The request: Give only one thing: the number of lines that include the word "structure".

[Saved data entries]
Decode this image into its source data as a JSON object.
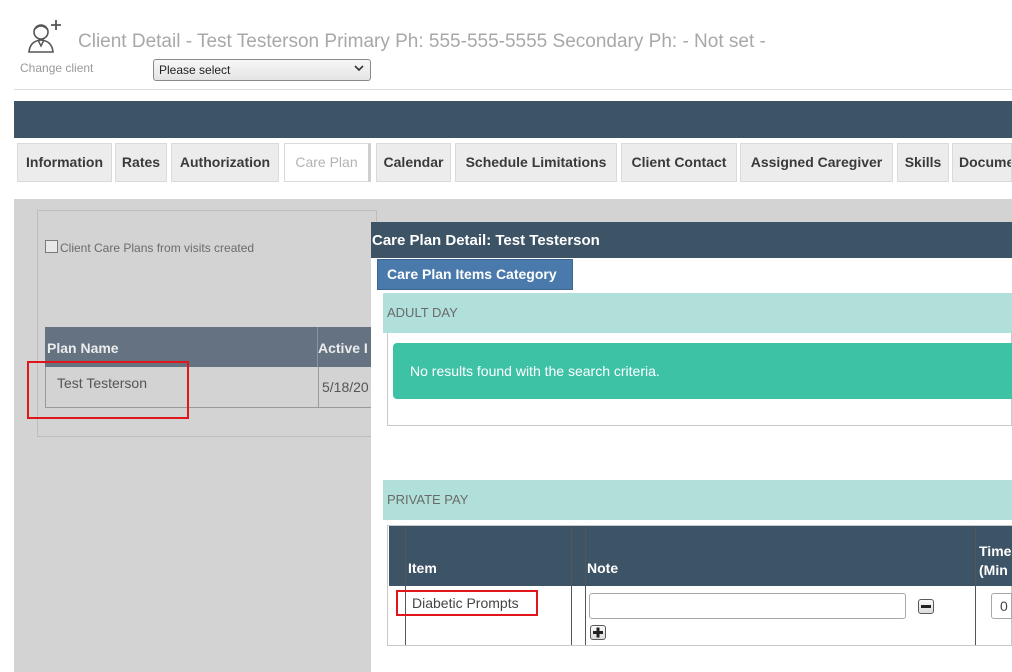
{
  "header": {
    "title": "Client Detail - Test Testerson Primary Ph: 555-555-5555 Secondary Ph: - Not set -",
    "change_client_label": "Change client",
    "client_select_value": "Please select",
    "icon": "client-add-icon"
  },
  "tabs": [
    {
      "label": "Information"
    },
    {
      "label": "Rates"
    },
    {
      "label": "Authorization"
    },
    {
      "label": "Care Plan",
      "active": true
    },
    {
      "label": "Calendar"
    },
    {
      "label": "Schedule Limitations"
    },
    {
      "label": "Client Contact"
    },
    {
      "label": "Assigned Caregiver"
    },
    {
      "label": "Skills"
    },
    {
      "label": "Docume"
    }
  ],
  "left_panel": {
    "checkbox_label": "Client Care Plans from visits created",
    "columns": [
      "Plan Name",
      "Active I"
    ],
    "rows": [
      {
        "plan_name": "Test Testerson",
        "active": "5/18/20"
      }
    ]
  },
  "modal": {
    "title": "Care Plan Detail: Test Testerson",
    "category_tab": "Care Plan Items Category",
    "sections": [
      {
        "name": "ADULT DAY",
        "message": "No results found with the search criteria."
      },
      {
        "name": "PRIVATE PAY"
      }
    ],
    "table": {
      "columns": {
        "item": "Item",
        "note": "Note",
        "time_line1": "Time",
        "time_line2": "(Min"
      },
      "rows": [
        {
          "item": "Diabetic Prompts",
          "note": "",
          "time": "0"
        }
      ]
    }
  },
  "colors": {
    "nav": "#3d5366",
    "section": "#b1e0da",
    "alert": "#3ec2a6",
    "category_tab": "#4a7aab",
    "highlight": "#e0161b"
  }
}
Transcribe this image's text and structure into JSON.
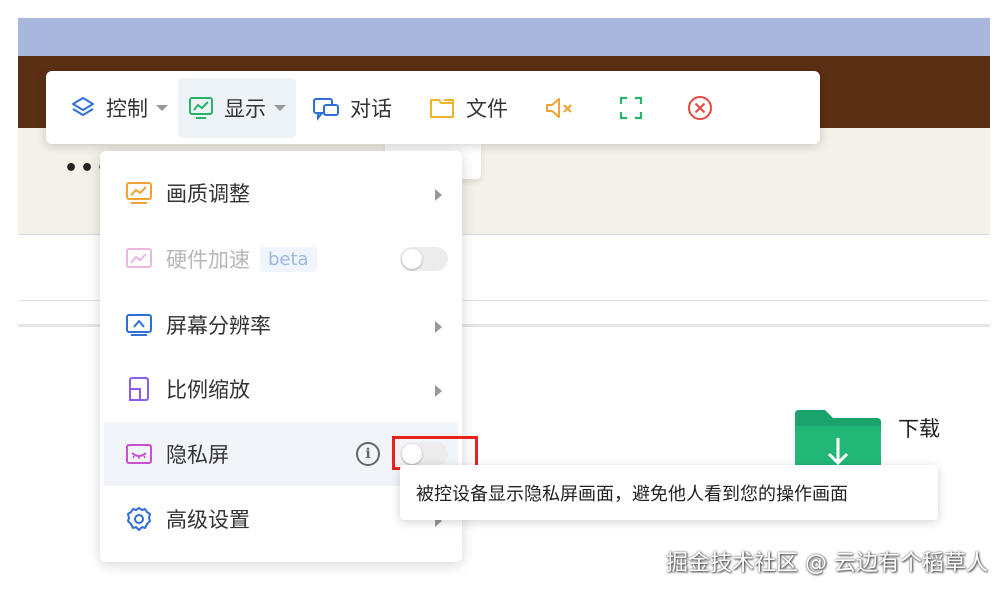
{
  "toolbar": {
    "control_label": "控制",
    "display_label": "显示",
    "chat_label": "对话",
    "file_label": "文件"
  },
  "menu": {
    "items": [
      {
        "label": "画质调整"
      },
      {
        "label": "硬件加速",
        "badge": "beta"
      },
      {
        "label": "屏幕分辨率"
      },
      {
        "label": "比例缩放"
      },
      {
        "label": "隐私屏"
      },
      {
        "label": "高级设置"
      }
    ]
  },
  "tooltip": {
    "text": "被控设备显示隐私屏画面，避免他人看到您的操作画面"
  },
  "desktop": {
    "folder_label": "下载",
    "dots": "•••"
  },
  "watermark": "掘金技术社区 @ 云边有个稻草人",
  "colors": {
    "accent_blue": "#2f6fd8",
    "highlight_red": "#e8231b",
    "mute_orange": "#f0a236",
    "close_red": "#e8473d",
    "fullscreen_green": "#27b36b",
    "folder_green": "#1aa36b"
  }
}
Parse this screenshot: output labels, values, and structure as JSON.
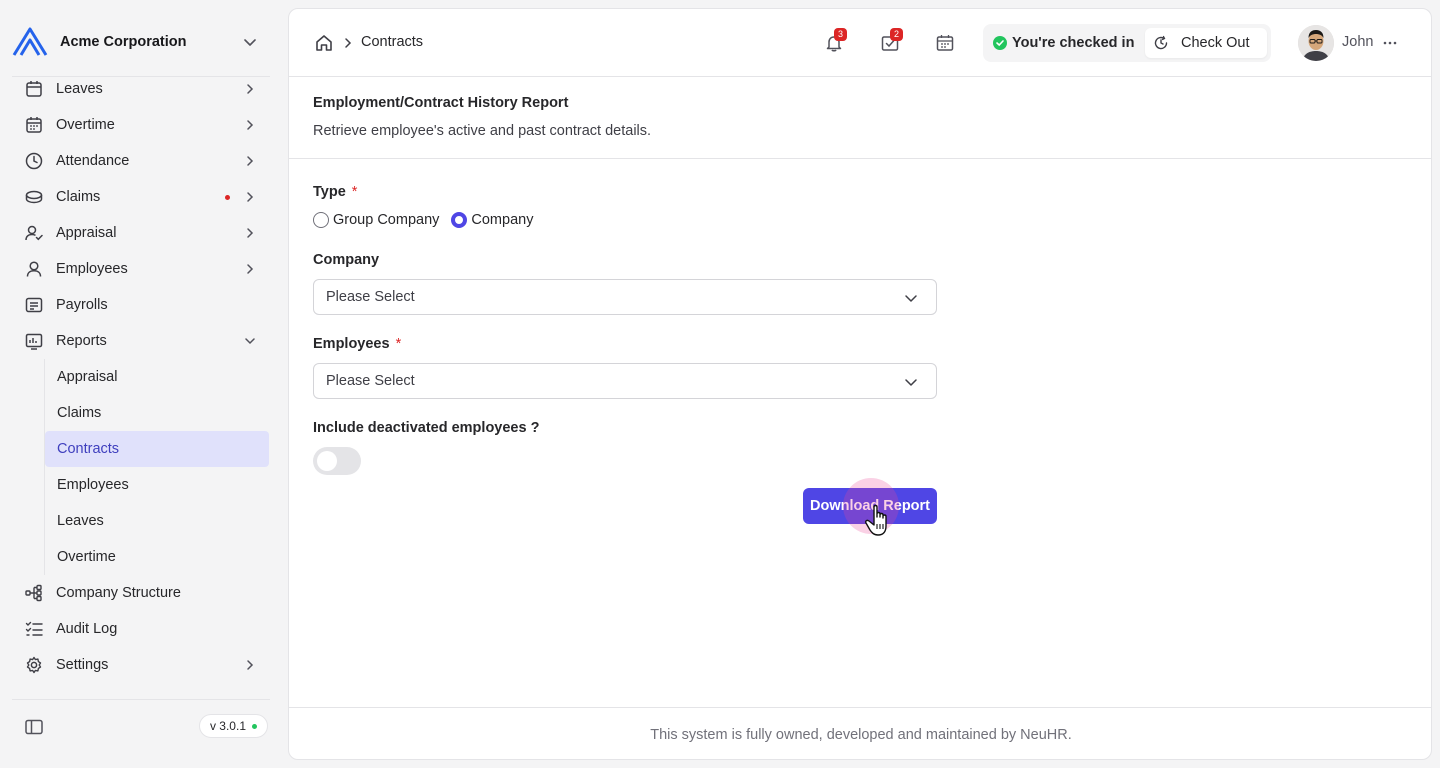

Correct output: 2